## EXERCISE
Extend the news article on the radar-based elderly monitoring system in Israeli hospitals, beginning right after its last sentence.

## PROVIDED TEXT
_ _ _ _ _
Elderly monitoring system installed in Israel's hospitals, amid pandemic

“As elderly people become more isolated as a result of social distancing, there is an increased need to monitor them without the burden of wearables or privacy-invading cameras.”

A security guard checks the temperature of passengers at the entrance to the central bus station in Jerusalem, on April 20, 2020. (photo credit: OLIVIER FITOUSSI/FLASH90)
A security guard checks the temperature of passengers at the entrance to the central bus station in Jerusalem, on April 20, 2020.
(photo credit: OLIVIER FITOUSSI/FLASH90)
A non-invasive, radar-based system is being installed in Israeli hospitals and care centers as the the need to monitor vulnerable elderly patients from afar has grown during the COVID-19 pandemic.
The remote senior care monitoring, which has been internationally trialed, comes from an Israel-based start-up company called EchoCare Technologies, according to the Calcalist.
The company started manufacturing its a non-wearable home care system based on radar technology for elderly people due to a rise in demand, as healthcare systems become overwhelmed, social distancing and various lockdown measures were put in place and general health threats increased.
"COVID-19 has emphasized the need for solutions like the ECHO system,” EchoChare CEO, co-founder and vice president of R&D Rafi Zack said in a statement.
_ _ _ _ _
## RECORDS
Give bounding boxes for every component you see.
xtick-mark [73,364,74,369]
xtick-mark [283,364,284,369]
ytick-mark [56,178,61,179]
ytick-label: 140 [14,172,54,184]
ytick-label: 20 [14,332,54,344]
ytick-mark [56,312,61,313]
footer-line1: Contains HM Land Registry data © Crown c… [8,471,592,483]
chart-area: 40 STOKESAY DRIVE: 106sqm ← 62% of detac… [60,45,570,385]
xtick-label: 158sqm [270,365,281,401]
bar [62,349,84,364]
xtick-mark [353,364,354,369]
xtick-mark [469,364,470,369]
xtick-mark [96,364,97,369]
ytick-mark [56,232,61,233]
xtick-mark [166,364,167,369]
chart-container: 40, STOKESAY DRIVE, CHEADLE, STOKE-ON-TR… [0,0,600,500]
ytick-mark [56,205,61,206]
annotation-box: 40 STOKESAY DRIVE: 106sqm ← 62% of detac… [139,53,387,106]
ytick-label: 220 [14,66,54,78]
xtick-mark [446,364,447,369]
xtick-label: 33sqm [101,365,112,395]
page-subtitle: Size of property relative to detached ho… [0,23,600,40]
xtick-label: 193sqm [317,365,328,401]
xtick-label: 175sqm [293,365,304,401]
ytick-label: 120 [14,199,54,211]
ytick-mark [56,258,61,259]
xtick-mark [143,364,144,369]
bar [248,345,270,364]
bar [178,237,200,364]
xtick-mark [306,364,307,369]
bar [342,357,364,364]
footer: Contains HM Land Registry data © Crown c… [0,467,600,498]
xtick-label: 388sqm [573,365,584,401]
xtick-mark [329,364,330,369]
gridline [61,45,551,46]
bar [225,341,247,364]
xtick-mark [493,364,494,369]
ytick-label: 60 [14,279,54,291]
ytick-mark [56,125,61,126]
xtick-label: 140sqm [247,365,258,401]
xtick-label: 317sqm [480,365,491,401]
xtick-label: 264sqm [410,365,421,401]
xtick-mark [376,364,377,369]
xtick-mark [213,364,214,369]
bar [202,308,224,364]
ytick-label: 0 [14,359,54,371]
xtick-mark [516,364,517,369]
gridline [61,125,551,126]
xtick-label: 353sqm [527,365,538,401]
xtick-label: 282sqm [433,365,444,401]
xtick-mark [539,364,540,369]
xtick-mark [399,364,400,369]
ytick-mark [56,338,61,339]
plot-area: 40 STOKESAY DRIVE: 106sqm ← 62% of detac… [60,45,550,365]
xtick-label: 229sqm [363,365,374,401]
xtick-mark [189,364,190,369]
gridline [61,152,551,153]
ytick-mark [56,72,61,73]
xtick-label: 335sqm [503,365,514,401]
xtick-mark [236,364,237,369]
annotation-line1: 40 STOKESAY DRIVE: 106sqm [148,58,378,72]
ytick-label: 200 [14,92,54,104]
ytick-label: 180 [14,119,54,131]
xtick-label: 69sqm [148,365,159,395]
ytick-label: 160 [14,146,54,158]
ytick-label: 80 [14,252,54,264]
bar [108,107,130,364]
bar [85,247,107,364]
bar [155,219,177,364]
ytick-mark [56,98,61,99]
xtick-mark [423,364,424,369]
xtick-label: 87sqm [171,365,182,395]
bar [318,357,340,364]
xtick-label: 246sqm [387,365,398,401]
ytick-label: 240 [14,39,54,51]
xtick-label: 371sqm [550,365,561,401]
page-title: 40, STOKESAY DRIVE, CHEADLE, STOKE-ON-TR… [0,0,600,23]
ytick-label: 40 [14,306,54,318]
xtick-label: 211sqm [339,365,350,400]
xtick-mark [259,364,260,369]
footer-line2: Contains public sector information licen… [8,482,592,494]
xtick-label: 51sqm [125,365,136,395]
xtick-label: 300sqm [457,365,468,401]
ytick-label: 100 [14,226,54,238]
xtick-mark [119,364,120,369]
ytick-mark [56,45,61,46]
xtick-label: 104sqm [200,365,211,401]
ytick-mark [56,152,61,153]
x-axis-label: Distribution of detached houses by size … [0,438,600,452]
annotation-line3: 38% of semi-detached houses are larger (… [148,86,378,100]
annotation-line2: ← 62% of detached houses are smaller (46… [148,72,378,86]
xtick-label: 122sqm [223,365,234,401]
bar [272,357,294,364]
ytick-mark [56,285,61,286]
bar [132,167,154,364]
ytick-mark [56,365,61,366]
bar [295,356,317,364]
_ _ _ _ _
## TASK RESPONSE
“As elderly people become more isolated as a result of social distancing, there is an increased need to monitor them without the burden of wearables or privacy-invading cameras.”
The radar technology automatically detects and alerts users of emergency or abnormal behaviors. 
Adapting to life during the pandemic, Israel's healthcare system has begun installing the device in COVID-19 departments in hospitals with internal medicine departments to help monitor respiratory distress among older patients, according to the Calcalist
The device can be hung from the ceiling so as to not interfere or intrude on any additional respiratory assistance tools if required.
However, before the device was installed in Israel hospital, it was trialed in both Japan in Australia. EchoCare was used with Japanese electronics manufacturer SMK Corporation and Australian aged care provider Lifeview, the Calcalist reported. Both trials were successful in monitoring a user's status in situations such as personal care time, sleeping time and breathing ability.